Requirements
Rewrite as a numbered list only the items below that run from the line containing "chart-title: Rentabilidad nominal" up to and including the line containing "legend-label: Serie E (340, 357, 386, 372)", leaving out any blank lines.

[Extracted records]
━━━━━━━━━━━━━━━━

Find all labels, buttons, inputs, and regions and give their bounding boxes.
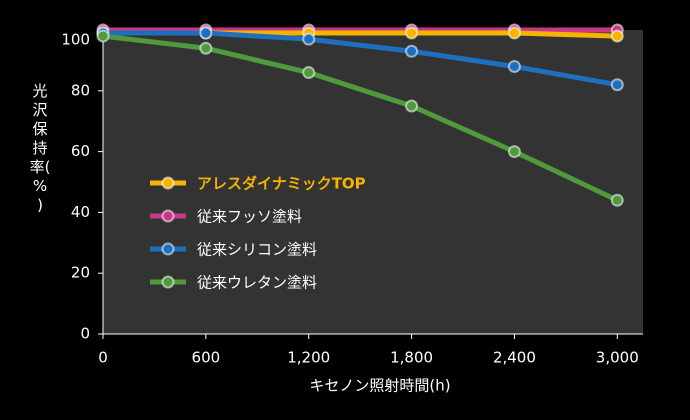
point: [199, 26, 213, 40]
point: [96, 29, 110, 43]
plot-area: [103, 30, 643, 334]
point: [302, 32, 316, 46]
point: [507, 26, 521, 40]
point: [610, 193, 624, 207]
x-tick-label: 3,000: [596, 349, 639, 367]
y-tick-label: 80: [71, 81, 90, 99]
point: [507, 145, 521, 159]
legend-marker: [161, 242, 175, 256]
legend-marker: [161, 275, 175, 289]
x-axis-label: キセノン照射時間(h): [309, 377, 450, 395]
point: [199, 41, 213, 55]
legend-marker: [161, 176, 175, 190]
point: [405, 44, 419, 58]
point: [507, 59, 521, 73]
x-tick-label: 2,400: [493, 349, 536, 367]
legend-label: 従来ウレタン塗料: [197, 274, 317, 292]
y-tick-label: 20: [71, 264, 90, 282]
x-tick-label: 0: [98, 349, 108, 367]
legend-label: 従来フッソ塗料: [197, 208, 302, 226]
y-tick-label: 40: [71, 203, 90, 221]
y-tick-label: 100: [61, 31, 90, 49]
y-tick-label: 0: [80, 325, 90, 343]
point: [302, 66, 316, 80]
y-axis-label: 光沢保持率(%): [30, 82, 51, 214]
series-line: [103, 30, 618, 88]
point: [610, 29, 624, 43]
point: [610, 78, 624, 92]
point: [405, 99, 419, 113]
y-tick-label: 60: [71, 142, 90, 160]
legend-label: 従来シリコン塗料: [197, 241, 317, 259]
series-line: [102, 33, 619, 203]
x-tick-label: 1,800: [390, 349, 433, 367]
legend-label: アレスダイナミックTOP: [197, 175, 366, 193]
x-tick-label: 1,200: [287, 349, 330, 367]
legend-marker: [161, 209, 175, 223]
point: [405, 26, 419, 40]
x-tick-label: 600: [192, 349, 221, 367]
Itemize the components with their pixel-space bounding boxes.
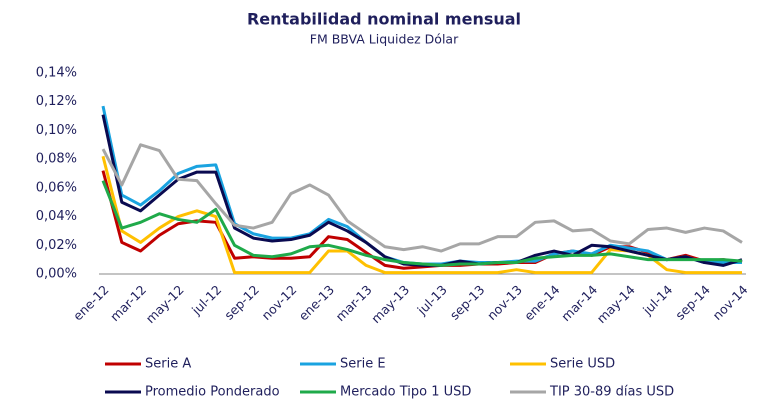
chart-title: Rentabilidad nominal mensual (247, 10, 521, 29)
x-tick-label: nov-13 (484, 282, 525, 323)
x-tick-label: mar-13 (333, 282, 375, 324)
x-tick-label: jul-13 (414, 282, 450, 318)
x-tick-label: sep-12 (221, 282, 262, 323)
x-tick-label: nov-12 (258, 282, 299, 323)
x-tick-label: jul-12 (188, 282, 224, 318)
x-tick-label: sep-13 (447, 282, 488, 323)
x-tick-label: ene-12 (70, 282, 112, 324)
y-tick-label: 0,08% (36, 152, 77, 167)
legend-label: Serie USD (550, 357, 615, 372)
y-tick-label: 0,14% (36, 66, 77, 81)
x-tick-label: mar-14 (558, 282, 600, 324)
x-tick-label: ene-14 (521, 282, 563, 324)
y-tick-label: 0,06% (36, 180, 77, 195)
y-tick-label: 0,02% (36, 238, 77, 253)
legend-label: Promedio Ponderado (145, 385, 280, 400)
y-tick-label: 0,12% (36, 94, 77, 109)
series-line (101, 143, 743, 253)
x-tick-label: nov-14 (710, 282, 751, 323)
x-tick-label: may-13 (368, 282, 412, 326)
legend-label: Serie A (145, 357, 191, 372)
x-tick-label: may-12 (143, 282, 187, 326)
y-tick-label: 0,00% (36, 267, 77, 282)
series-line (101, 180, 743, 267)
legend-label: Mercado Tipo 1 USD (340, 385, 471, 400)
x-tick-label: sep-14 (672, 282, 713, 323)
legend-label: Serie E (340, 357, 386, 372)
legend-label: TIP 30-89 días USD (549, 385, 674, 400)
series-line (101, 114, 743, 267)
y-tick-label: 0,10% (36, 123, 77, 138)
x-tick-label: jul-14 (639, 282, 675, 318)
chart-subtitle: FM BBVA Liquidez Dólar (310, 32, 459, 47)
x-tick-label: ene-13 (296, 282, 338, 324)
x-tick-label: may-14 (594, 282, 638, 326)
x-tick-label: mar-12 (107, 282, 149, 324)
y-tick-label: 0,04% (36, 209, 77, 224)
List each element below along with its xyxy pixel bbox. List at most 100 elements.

━━━━━━━━━━━━━━━━

Task solution
1. chart-title: Rentabilidad nominal mensual (247, 10, 521, 29)
2. x-tick-label: nov-13 (484, 282, 525, 323)
3. x-tick-label: mar-13 (333, 282, 375, 324)
4. x-tick-label: jul-13 (414, 282, 450, 318)
5. x-tick-label: sep-12 (221, 282, 262, 323)
6. x-tick-label: nov-12 (258, 282, 299, 323)
7. x-tick-label: jul-12 (188, 282, 224, 318)
8. x-tick-label: sep-13 (447, 282, 488, 323)
9. x-tick-label: ene-12 (70, 282, 112, 324)
10. y-tick-label: 0,08% (36, 152, 77, 167)
11. legend-label: Serie USD (550, 357, 615, 372)
12. y-tick-label: 0,14% (36, 66, 77, 81)
13. x-tick-label: mar-14 (558, 282, 600, 324)
14. x-tick-label: ene-14 (521, 282, 563, 324)
15. y-tick-label: 0,06% (36, 180, 77, 195)
16. y-tick-label: 0,02% (36, 238, 77, 253)
17. legend-label: Promedio Ponderado (145, 385, 280, 400)
18. y-tick-label: 0,12% (36, 94, 77, 109)
19. series-line (101, 143, 743, 253)
20. x-tick-label: nov-14 (710, 282, 751, 323)
21. x-tick-label: may-13 (368, 282, 412, 326)
22. legend-label: Serie A (145, 357, 191, 372)
23. x-tick-label: may-12 (143, 282, 187, 326)
24. y-tick-label: 0,00% (36, 267, 77, 282)
25. series-line (101, 180, 743, 267)
26. legend-label: Mercado Tipo 1 USD (340, 385, 471, 400)
27. x-tick-label: sep-14 (672, 282, 713, 323)
28. legend-label: Serie E (340, 357, 386, 372)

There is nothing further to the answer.